(Collected data)
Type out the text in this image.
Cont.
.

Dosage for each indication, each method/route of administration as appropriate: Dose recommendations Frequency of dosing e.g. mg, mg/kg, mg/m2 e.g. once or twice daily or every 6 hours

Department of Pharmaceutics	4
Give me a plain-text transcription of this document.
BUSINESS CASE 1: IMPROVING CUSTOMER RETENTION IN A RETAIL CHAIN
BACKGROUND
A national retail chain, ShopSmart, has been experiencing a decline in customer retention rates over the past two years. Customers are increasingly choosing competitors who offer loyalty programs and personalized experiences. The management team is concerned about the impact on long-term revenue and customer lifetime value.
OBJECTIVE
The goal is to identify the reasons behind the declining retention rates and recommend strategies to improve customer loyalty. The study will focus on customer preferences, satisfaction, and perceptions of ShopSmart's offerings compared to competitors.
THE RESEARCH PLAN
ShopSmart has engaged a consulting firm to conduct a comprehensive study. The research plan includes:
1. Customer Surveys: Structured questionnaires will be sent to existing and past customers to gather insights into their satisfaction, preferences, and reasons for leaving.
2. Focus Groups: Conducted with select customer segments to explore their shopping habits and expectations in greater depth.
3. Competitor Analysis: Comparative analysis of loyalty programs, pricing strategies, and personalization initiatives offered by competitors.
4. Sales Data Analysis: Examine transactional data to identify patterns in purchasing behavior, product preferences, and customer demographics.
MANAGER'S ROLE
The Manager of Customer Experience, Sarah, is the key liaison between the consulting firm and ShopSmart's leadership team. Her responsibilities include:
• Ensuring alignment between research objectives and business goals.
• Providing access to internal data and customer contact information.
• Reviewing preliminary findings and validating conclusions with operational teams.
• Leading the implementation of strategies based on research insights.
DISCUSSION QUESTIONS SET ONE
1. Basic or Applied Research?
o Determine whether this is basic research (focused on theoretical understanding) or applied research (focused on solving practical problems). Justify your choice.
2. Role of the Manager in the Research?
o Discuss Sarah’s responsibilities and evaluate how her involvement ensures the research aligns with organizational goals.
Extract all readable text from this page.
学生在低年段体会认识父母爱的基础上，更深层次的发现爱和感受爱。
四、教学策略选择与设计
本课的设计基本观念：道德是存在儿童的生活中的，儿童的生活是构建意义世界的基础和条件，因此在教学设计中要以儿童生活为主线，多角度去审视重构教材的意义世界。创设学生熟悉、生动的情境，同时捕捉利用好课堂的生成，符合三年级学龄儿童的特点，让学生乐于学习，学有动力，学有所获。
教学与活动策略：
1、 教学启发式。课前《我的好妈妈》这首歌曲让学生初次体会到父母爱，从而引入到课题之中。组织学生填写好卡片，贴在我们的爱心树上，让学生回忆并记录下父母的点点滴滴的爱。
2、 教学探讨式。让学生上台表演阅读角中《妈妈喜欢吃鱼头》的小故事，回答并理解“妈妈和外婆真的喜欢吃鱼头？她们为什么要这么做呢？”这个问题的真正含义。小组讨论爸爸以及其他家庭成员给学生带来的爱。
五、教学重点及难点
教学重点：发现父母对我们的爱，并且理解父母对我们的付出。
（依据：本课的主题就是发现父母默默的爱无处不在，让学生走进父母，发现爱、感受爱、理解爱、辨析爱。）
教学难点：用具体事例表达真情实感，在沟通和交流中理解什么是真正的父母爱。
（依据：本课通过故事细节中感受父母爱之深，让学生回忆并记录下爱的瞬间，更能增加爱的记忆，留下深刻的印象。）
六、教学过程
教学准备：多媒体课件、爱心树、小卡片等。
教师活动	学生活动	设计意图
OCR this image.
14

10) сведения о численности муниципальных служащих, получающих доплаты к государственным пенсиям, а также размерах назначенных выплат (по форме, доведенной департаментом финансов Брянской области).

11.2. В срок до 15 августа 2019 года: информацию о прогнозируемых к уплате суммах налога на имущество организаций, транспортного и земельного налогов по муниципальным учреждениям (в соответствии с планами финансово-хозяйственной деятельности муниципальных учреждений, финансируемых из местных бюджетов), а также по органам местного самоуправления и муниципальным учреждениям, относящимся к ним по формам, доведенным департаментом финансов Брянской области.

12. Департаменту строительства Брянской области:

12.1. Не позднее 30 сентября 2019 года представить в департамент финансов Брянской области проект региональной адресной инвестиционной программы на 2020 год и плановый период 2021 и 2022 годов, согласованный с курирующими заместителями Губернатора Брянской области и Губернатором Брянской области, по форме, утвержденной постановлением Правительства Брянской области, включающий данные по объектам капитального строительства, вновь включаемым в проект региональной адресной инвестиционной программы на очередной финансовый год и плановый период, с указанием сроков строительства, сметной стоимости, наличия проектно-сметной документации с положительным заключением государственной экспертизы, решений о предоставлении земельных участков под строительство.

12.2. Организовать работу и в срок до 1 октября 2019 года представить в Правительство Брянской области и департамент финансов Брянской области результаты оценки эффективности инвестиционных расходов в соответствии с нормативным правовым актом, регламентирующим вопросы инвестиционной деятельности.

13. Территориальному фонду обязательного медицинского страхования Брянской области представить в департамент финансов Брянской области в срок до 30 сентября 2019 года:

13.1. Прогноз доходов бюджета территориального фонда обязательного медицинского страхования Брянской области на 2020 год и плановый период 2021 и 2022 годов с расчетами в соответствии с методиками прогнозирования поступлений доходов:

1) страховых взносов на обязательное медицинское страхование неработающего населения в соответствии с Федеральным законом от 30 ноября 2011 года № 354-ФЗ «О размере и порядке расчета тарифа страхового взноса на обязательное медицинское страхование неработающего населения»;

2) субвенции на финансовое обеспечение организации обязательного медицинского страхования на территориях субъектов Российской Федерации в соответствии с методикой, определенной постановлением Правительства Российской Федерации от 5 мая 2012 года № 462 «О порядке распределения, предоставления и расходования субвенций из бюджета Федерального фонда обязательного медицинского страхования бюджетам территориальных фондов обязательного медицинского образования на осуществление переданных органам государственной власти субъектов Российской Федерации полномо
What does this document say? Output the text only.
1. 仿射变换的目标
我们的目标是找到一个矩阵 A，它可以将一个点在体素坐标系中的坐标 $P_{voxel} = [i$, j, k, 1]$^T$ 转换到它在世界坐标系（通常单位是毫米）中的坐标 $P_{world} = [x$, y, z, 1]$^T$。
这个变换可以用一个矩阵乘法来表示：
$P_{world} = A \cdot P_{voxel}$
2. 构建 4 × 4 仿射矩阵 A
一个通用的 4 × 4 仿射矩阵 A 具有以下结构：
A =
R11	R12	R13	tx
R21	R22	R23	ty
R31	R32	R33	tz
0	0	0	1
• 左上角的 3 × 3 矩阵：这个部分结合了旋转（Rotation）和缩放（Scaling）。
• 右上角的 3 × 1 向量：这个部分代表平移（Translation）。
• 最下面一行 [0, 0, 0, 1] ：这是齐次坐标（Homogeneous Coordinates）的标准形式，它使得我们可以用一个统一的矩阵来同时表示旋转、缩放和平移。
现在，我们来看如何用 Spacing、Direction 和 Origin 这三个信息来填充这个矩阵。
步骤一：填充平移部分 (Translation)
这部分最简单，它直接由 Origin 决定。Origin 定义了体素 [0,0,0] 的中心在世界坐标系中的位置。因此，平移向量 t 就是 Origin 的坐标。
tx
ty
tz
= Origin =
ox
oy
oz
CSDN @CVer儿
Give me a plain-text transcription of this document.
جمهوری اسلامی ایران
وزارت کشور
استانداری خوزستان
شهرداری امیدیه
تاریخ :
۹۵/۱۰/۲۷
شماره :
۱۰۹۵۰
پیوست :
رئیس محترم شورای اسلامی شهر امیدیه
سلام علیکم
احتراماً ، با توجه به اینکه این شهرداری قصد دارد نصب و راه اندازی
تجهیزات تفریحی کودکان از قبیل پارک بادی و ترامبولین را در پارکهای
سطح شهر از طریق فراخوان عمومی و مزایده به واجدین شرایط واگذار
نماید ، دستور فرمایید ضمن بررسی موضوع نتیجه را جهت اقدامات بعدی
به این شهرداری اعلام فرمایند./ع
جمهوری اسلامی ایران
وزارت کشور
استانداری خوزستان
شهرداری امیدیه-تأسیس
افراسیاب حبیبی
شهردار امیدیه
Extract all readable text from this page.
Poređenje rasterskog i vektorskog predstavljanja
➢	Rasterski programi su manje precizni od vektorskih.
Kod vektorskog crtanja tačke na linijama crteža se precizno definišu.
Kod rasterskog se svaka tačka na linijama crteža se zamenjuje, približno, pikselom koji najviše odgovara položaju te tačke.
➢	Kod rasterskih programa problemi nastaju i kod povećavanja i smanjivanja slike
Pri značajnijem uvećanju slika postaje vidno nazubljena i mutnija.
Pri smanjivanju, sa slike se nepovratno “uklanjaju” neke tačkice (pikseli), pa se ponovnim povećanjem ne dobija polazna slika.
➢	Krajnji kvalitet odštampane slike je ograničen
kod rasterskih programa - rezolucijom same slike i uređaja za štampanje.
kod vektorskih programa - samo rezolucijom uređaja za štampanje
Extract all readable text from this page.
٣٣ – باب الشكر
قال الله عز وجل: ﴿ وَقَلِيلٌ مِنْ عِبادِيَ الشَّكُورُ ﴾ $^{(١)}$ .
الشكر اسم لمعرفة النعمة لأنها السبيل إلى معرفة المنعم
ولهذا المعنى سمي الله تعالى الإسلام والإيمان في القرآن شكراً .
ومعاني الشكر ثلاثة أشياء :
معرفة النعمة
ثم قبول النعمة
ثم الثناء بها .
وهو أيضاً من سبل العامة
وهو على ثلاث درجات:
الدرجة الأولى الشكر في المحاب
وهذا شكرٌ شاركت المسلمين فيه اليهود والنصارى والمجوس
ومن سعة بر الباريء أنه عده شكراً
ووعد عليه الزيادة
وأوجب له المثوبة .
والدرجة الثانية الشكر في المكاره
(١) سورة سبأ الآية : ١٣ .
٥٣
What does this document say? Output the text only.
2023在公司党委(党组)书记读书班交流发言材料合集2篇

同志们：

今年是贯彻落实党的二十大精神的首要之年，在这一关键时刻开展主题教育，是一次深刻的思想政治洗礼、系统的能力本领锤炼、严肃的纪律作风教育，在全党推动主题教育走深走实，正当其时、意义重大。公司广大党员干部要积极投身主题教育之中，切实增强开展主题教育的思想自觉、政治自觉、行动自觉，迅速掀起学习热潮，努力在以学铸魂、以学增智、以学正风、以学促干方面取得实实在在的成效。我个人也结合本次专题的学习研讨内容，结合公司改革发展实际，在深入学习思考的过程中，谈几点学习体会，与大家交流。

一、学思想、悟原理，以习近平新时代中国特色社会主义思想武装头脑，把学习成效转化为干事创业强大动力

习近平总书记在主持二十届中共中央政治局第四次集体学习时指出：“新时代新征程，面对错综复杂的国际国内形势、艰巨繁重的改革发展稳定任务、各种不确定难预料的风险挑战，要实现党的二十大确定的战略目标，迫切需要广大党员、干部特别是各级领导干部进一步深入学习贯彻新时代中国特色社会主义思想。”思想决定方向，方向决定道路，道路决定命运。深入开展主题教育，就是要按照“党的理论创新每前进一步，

▸ **Instruction**: Give only the number of lines in the preceding material that contain the string "satisfaction".

▸ **The result**: 2